* START Dataset content *

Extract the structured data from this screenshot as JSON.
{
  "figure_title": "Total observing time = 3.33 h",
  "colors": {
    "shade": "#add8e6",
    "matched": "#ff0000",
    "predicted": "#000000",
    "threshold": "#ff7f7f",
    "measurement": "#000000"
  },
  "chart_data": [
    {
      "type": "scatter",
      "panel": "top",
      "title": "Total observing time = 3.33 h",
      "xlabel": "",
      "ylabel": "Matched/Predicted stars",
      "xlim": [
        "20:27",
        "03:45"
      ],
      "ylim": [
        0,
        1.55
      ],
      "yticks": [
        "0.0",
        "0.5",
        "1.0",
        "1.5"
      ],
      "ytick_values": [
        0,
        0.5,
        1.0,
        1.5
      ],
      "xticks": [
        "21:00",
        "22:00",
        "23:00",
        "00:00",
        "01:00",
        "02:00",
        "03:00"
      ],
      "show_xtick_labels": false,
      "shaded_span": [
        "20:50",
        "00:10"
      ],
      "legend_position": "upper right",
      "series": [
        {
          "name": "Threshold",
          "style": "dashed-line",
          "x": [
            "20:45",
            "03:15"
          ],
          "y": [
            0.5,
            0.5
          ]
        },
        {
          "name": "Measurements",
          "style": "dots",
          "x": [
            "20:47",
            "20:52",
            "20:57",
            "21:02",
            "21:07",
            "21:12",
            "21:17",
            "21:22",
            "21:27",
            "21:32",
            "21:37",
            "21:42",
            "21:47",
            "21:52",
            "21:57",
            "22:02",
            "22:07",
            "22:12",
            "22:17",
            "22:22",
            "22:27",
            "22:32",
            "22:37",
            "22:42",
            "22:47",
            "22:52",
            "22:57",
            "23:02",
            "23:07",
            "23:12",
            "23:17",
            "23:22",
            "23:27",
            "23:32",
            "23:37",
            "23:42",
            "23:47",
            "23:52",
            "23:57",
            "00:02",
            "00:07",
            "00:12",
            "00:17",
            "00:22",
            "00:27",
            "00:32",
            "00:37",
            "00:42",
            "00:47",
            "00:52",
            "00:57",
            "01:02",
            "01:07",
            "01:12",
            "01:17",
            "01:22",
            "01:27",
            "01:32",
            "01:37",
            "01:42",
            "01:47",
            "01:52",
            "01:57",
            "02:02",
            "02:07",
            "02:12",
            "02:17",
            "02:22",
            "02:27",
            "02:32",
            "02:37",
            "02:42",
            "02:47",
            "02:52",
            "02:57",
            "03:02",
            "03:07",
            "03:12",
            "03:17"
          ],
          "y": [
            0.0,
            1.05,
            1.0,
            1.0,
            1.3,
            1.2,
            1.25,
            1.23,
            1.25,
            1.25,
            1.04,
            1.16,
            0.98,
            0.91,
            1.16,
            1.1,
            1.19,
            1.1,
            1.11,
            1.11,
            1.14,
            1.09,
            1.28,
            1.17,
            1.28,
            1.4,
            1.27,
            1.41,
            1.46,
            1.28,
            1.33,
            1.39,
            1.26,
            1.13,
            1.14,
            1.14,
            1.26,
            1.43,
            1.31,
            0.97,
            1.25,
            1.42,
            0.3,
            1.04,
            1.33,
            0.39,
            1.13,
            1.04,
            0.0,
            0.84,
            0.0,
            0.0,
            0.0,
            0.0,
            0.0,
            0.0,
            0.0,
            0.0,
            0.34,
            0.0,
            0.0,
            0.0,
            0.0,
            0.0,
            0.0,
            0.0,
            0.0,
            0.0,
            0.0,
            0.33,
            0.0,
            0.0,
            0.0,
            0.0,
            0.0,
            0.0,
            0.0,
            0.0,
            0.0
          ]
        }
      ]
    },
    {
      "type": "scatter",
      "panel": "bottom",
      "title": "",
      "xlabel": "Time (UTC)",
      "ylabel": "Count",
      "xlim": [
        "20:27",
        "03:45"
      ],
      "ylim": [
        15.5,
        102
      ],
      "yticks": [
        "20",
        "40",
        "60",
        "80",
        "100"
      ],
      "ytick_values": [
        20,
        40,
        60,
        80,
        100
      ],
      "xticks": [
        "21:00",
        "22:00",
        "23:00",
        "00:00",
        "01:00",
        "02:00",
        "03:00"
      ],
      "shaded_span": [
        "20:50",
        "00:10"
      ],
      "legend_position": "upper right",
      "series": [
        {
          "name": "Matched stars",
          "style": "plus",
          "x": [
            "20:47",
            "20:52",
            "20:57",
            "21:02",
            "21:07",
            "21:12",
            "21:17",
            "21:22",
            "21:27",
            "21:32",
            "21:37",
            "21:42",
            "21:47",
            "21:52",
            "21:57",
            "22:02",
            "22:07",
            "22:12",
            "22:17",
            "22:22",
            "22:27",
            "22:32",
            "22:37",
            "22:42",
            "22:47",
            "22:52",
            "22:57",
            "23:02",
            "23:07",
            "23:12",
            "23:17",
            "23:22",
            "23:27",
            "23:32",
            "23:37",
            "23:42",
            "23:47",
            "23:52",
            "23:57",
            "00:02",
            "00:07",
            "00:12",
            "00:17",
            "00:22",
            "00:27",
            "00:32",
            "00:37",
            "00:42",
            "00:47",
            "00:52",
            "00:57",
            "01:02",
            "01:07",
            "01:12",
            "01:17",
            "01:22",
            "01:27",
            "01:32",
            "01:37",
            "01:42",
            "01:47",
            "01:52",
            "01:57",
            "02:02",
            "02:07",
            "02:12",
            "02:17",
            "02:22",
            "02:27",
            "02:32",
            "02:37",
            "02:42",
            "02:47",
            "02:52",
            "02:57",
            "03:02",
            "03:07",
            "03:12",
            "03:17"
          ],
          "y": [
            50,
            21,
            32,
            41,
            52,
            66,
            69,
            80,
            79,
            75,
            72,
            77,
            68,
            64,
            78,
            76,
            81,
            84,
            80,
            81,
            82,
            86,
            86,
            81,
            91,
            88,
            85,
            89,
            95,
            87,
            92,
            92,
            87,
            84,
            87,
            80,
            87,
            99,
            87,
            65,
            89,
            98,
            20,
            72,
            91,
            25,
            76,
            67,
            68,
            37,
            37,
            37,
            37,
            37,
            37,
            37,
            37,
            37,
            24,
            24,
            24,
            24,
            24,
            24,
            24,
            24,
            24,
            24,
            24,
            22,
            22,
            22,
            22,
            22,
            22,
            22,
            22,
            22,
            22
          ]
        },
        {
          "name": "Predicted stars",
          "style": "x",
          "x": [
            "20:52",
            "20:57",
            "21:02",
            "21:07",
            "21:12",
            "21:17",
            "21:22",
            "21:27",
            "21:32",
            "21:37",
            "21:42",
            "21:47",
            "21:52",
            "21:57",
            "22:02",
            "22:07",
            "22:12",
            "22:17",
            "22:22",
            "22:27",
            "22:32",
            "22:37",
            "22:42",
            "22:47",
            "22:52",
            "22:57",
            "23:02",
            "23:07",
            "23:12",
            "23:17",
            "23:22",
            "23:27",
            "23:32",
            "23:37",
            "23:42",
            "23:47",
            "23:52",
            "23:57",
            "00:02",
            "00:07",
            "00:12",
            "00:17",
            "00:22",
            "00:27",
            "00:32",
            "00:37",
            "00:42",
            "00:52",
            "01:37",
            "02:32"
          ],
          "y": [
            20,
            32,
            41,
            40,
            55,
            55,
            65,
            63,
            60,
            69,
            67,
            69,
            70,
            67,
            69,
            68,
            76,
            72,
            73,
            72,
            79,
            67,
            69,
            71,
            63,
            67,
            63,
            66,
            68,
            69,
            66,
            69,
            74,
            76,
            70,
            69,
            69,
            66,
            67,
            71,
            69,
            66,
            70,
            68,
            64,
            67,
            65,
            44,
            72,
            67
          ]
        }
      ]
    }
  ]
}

* END Dataset content *

Please set down each line of the records exactly as given.

▶ _Answer to the exercise_
Extract the structured data from this screenshot as JSON.
{
  "figure_title": "Total observing time = 3.33 h",
  "colors": {
    "shade": "#add8e6",
    "matched": "#ff0000",
    "predicted": "#000000",
    "threshold": "#ff7f7f",
    "measurement": "#000000"
  },
  "chart_data": [
    {
      "type": "scatter",
      "panel": "top",
      "title": "Total observing time = 3.33 h",
      "xlabel": "",
      "ylabel": "Matched/Predicted stars",
      "xlim": [
        "20:27",
        "03:45"
      ],
      "ylim": [
        0,
        1.55
      ],
      "yticks": [
        "0.0",
        "0.5",
        "1.0",
        "1.5"
      ],
      "ytick_values": [
        0,
        0.5,
        1.0,
        1.5
      ],
      "xticks": [
        "21:00",
        "22:00",
        "23:00",
        "00:00",
        "01:00",
        "02:00",
        "03:00"
      ],
      "show_xtick_labels": false,
      "shaded_span": [
        "20:50",
        "00:10"
      ],
      "legend_position": "upper right",
      "series": [
        {
          "name": "Threshold",
          "style": "dashed-line",
          "x": [
            "20:45",
            "03:15"
          ],
          "y": [
            0.5,
            0.5
          ]
        },
        {
          "name": "Measurements",
          "style": "dots",
          "x": [
            "20:47",
            "20:52",
            "20:57",
            "21:02",
            "21:07",
            "21:12",
            "21:17",
            "21:22",
            "21:27",
            "21:32",
            "21:37",
            "21:42",
            "21:47",
            "21:52",
            "21:57",
            "22:02",
            "22:07",
            "22:12",
            "22:17",
            "22:22",
            "22:27",
            "22:32",
            "22:37",
            "22:42",
            "22:47",
            "22:52",
            "22:57",
            "23:02",
            "23:07",
            "23:12",
            "23:17",
            "23:22",
            "23:27",
            "23:32",
            "23:37",
            "23:42",
            "23:47",
            "23:52",
            "23:57",
            "00:02",
            "00:07",
            "00:12",
            "00:17",
            "00:22",
            "00:27",
            "00:32",
            "00:37",
            "00:42",
            "00:47",
            "00:52",
            "00:57",
            "01:02",
            "01:07",
            "01:12",
            "01:17",
            "01:22",
            "01:27",
            "01:32",
            "01:37",
            "01:42",
            "01:47",
            "01:52",
            "01:57",
            "02:02",
            "02:07",
            "02:12",
            "02:17",
            "02:22",
            "02:27",
            "02:32",
            "02:37",
            "02:42",
            "02:47",
            "02:52",
            "02:57",
            "03:02",
            "03:07",
            "03:12",
            "03:17"
          ],
          "y": [
            0.0,
            1.05,
            1.0,
            1.0,
            1.3,
            1.2,
            1.25,
            1.23,
            1.25,
            1.25,
            1.04,
            1.16,
            0.98,
            0.91,
            1.16,
            1.1,
            1.19,
            1.1,
            1.11,
            1.11,
            1.14,
            1.09,
            1.28,
            1.17,
            1.28,
            1.4,
            1.27,
            1.41,
            1.46,
            1.28,
            1.33,
            1.39,
            1.26,
            1.13,
            1.14,
            1.14,
            1.26,
            1.43,
            1.31,
            0.97,
            1.25,
            1.42,
            0.3,
            1.04,
            1.33,
            0.39,
            1.13,
            1.04,
            0.0,
            0.84,
            0.0,
            0.0,
            0.0,
            0.0,
            0.0,
            0.0,
            0.0,
            0.0,
            0.34,
            0.0,
            0.0,
            0.0,
            0.0,
            0.0,
            0.0,
            0.0,
            0.0,
            0.0,
            0.0,
            0.33,
            0.0,
            0.0,
            0.0,
            0.0,
            0.0,
            0.0,
            0.0,
            0.0,
            0.0
          ]
        }
      ]
    },
    {
      "type": "scatter",
      "panel": "bottom",
      "title": "",
      "xlabel": "Time (UTC)",
      "ylabel": "Count",
      "xlim": [
        "20:27",
        "03:45"
      ],
      "ylim": [
        15.5,
        102
      ],
      "yticks": [
        "20",
        "40",
        "60",
        "80",
        "100"
      ],
      "ytick_values": [
        20,
        40,
        60,
        80,
        100
      ],
      "xticks": [
        "21:00",
        "22:00",
        "23:00",
        "00:00",
        "01:00",
        "02:00",
        "03:00"
      ],
      "shaded_span": [
        "20:50",
        "00:10"
      ],
      "legend_position": "upper right",
      "series": [
        {
          "name": "Matched stars",
          "style": "plus",
          "x": [
            "20:47",
            "20:52",
            "20:57",
            "21:02",
            "21:07",
            "21:12",
            "21:17",
            "21:22",
            "21:27",
            "21:32",
            "21:37",
            "21:42",
            "21:47",
            "21:52",
            "21:57",
            "22:02",
            "22:07",
            "22:12",
            "22:17",
            "22:22",
            "22:27",
            "22:32",
            "22:37",
            "22:42",
            "22:47",
            "22:52",
            "22:57",
            "23:02",
            "23:07",
            "23:12",
            "23:17",
            "23:22",
            "23:27",
            "23:32",
            "23:37",
            "23:42",
            "23:47",
            "23:52",
            "23:57",
            "00:02",
            "00:07",
            "00:12",
            "00:17",
            "00:22",
            "00:27",
            "00:32",
            "00:37",
            "00:42",
            "00:47",
            "00:52",
            "00:57",
            "01:02",
            "01:07",
            "01:12",
            "01:17",
            "01:22",
            "01:27",
            "01:32",
            "01:37",
            "01:42",
            "01:47",
            "01:52",
            "01:57",
            "02:02",
            "02:07",
            "02:12",
            "02:17",
            "02:22",
            "02:27",
            "02:32",
            "02:37",
            "02:42",
            "02:47",
            "02:52",
            "02:57",
            "03:02",
            "03:07",
            "03:12",
            "03:17"
          ],
          "y": [
            50,
            21,
            32,
            41,
            52,
            66,
            69,
            80,
            79,
            75,
            72,
            77,
            68,
            64,
            78,
            76,
            81,
            84,
            80,
            81,
            82,
            86,
            86,
            81,
            91,
            88,
            85,
            89,
            95,
            87,
            92,
            92,
            87,
            84,
            87,
            80,
            87,
            99,
            87,
            65,
            89,
            98,
            20,
            72,
            91,
            25,
            76,
            67,
            68,
            37,
            37,
            37,
            37,
            37,
            37,
            37,
            37,
            37,
            24,
            24,
            24,
            24,
            24,
            24,
            24,
            24,
            24,
            24,
            24,
            22,
            22,
            22,
            22,
            22,
            22,
            22,
            22,
            22,
            22
          ]
        },
        {
          "name": "Predicted stars",
          "style": "x",
          "x": [
            "20:52",
            "20:57",
            "21:02",
            "21:07",
            "21:12",
            "21:17",
            "21:22",
            "21:27",
            "21:32",
            "21:37",
            "21:42",
            "21:47",
            "21:52",
            "21:57",
            "22:02",
            "22:07",
            "22:12",
            "22:17",
            "22:22",
            "22:27",
            "22:32",
            "22:37",
            "22:42",
            "22:47",
            "22:52",
            "22:57",
            "23:02",
            "23:07",
            "23:12",
            "23:17",
            "23:22",
            "23:27",
            "23:32",
            "23:37",
            "23:42",
            "23:47",
            "23:52",
            "23:57",
            "00:02",
            "00:07",
            "00:12",
            "00:17",
            "00:22",
            "00:27",
            "00:32",
            "00:37",
            "00:42",
            "00:52",
            "01:37",
            "02:32"
          ],
          "y": [
            20,
            32,
            41,
            40,
            55,
            55,
            65,
            63,
            60,
            69,
            67,
            69,
            70,
            67,
            69,
            68,
            76,
            72,
            73,
            72,
            79,
            67,
            69,
            71,
            63,
            67,
            63,
            66,
            68,
            69,
            66,
            69,
            74,
            76,
            70,
            69,
            69,
            66,
            67,
            71,
            69,
            66,
            70,
            68,
            64,
            67,
            65,
            44,
            72,
            67
          ]
        }
      ]
    }
  ]
}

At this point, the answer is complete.